Repeat the material verbatim and drop the pictures.

- _RECORDS SUPPLIED_:
>>>>

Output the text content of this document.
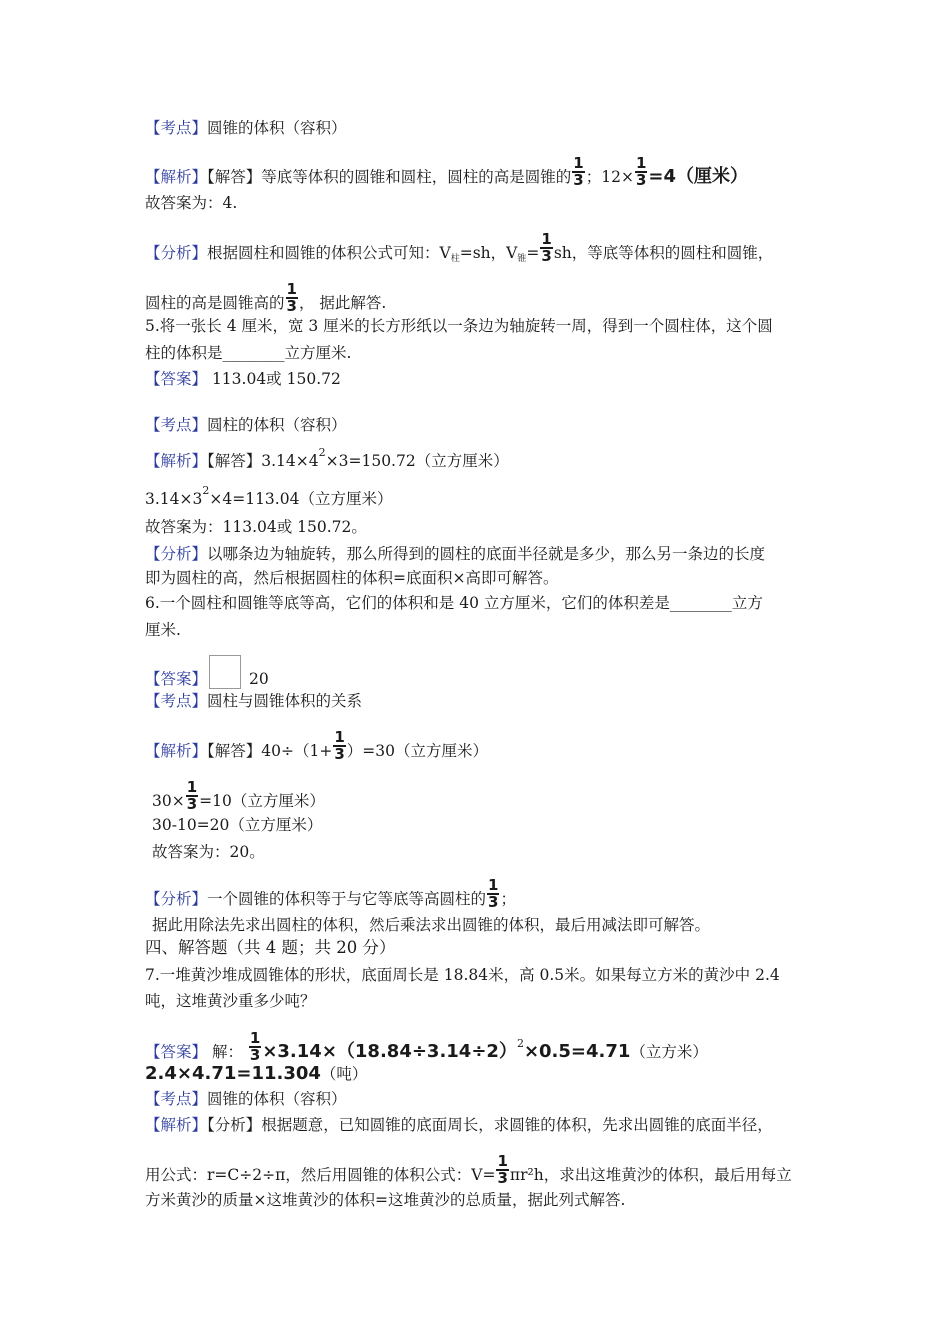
【考点】圆锥的体积（容积）
【解析】【解答】等底等体积的圆锥和圆柱，圆柱的高是圆锥的 $\frac{1}{3}$ ；$12\times \frac{1}{3} =4$（厘米）
故答案为：4.
【分析】根据圆柱和圆锥的体积公式可知：$V_柱=sh$，$V_锥= \frac{1}{3}$ sh，等底等体积的圆柱和圆锥，
圆柱的高是圆锥高的 $\frac{1}{3}$ ， 据此解答.
5.将一张长 4 厘米，宽 3 厘米的长方形纸以一条边为轴旋转一周，得到一个圆柱体，这个圆
柱的体积是________立方厘米.
【答案】 113.04或 150.72
【考点】圆柱的体积（容积）
【解析】【解答】$3.14\times 4^2\times 3=150.72$（立方厘米）
$3.14\times 3^2\times 4=113.04$（立方厘米）
故答案为：113.04或 150.72。
【分析】以哪条边为轴旋转，那么所得到的圆柱的底面半径就是多少，那么另一条边的长度
即为圆柱的高，然后根据圆柱的体积=底面积×高即可解答。
6.一个圆柱和圆锥等底等高，它们的体积和是 40 立方厘米，它们的体积差是________立方
厘米.
【答案】	20
【考点】圆柱与圆锥体积的关系
【解析】【解答】$40\div(1+ \frac{1}{3} )=30$（立方厘米）
$30\times \frac{1}{3} =10$（立方厘米）
30-10=20（立方厘米）
故答案为：20。
【分析】一个圆锥的体积等于与它等底等高圆柱的 $\frac{1}{3}$ ；
据此用除法先求出圆柱的体积，然后乘法求出圆锥的体积，最后用减法即可解答。
四、解答题（共 4 题；共 20 分）
7.一堆黄沙堆成圆锥体的形状，底面周长是 18.84米，高 0.5米。如果每立方米的黄沙中 2.4
吨，这堆黄沙重多少吨？
【答案】 解： $\frac{1}{3} \times 3.14\times(18.84\div 3.14\div 2)^2\times 0.5=4.71$（立方米）
2.4×4.71=11.304（吨）
【考点】圆锥的体积（容积）
【解析】【分析】根据题意，已知圆锥的底面周长，求圆锥的体积，先求出圆锥的底面半径，
用公式：r=C÷2÷π，然后用圆锥的体积公式：$V= \frac{1}{3} \pi r^2h$，求出这堆黄沙的体积，最后用每立
方米黄沙的质量×这堆黄沙的体积=这堆黄沙的总质量，据此列式解答.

<<<<

- _EXERCISE SOLUTION_:
Output the text content of this document.
【考点】圆锥的体积（容积）
【解析】【解答】等底等体积的圆锥和圆柱，圆柱的高是圆锥的 $\frac{1}{3}$ ；$12\times \frac{1}{3} =4$（厘米）
故答案为：4.
【分析】根据圆柱和圆锥的体积公式可知：$V_柱=sh$，$V_锥= \frac{1}{3}$ sh，等底等体积的圆柱和圆锥，
圆柱的高是圆锥高的 $\frac{1}{3}$ ， 据此解答.
5.将一张长 4 厘米，宽 3 厘米的长方形纸以一条边为轴旋转一周，得到一个圆柱体，这个圆
柱的体积是________立方厘米.
【答案】 113.04或 150.72
【考点】圆柱的体积（容积）
【解析】【解答】$3.14\times 4^2\times 3=150.72$（立方厘米）
$3.14\times 3^2\times 4=113.04$（立方厘米）
故答案为：113.04或 150.72。
【分析】以哪条边为轴旋转，那么所得到的圆柱的底面半径就是多少，那么另一条边的长度
即为圆柱的高，然后根据圆柱的体积=底面积×高即可解答。
6.一个圆柱和圆锥等底等高，它们的体积和是 40 立方厘米，它们的体积差是________立方
厘米.
【答案】	20
【考点】圆柱与圆锥体积的关系
【解析】【解答】$40\div(1+ \frac{1}{3} )=30$（立方厘米）
$30\times \frac{1}{3} =10$（立方厘米）
30-10=20（立方厘米）
故答案为：20。
【分析】一个圆锥的体积等于与它等底等高圆柱的 $\frac{1}{3}$ ；
据此用除法先求出圆柱的体积，然后乘法求出圆锥的体积，最后用减法即可解答。
四、解答题（共 4 题；共 20 分）
7.一堆黄沙堆成圆锥体的形状，底面周长是 18.84米，高 0.5米。如果每立方米的黄沙中 2.4
吨，这堆黄沙重多少吨？
【答案】 解： $\frac{1}{3} \times 3.14\times(18.84\div 3.14\div 2)^2\times 0.5=4.71$（立方米）
2.4×4.71=11.304（吨）
【考点】圆锥的体积（容积）
【解析】【分析】根据题意，已知圆锥的底面周长，求圆锥的体积，先求出圆锥的底面半径，
用公式：r=C÷2÷π，然后用圆锥的体积公式：$V= \frac{1}{3} \pi r^2h$，求出这堆黄沙的体积，最后用每立
方米黄沙的质量×这堆黄沙的体积=这堆黄沙的总质量，据此列式解答.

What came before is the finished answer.